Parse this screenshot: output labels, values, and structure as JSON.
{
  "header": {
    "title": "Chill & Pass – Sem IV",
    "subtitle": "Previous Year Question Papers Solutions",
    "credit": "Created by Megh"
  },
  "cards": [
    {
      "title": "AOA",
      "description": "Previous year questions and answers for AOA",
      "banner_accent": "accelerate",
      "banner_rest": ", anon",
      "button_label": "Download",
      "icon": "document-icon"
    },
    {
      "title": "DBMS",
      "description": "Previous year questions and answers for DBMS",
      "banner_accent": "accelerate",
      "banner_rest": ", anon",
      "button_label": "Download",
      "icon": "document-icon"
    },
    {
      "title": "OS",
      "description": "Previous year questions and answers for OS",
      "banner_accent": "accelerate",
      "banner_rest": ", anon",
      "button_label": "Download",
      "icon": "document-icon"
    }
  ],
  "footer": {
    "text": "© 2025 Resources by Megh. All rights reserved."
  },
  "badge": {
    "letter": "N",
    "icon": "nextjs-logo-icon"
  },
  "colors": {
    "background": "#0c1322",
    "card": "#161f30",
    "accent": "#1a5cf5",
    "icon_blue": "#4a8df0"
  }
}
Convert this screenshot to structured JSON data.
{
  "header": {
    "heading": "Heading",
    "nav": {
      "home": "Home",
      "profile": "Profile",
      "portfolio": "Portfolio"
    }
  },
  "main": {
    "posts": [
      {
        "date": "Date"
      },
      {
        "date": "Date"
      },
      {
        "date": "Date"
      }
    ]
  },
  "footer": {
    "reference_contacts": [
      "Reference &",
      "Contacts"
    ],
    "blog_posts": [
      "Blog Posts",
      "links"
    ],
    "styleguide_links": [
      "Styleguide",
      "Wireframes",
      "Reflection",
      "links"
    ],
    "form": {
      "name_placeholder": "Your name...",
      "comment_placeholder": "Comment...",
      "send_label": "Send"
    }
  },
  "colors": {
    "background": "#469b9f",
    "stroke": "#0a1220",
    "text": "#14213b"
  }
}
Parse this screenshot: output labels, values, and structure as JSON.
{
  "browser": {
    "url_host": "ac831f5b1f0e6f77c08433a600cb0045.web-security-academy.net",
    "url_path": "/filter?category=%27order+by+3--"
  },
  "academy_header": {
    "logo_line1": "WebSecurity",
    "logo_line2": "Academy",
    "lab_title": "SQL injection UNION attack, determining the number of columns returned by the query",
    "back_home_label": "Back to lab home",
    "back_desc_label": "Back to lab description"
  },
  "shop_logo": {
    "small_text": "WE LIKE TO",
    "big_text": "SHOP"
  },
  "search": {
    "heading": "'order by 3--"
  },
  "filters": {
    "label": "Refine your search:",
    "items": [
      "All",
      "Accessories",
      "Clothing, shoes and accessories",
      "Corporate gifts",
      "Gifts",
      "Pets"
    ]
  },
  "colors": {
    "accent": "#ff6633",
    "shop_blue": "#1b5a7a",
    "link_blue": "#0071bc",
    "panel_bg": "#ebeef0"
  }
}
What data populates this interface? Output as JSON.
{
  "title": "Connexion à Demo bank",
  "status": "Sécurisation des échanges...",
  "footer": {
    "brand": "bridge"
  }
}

* [Job]
Scan the material for lines with the word "Megh", and copy each line you find.

* [Exercise solution]
    "credit": "Created by Megh"
    "text": "© 2025 Resources by Megh. All rights reserved."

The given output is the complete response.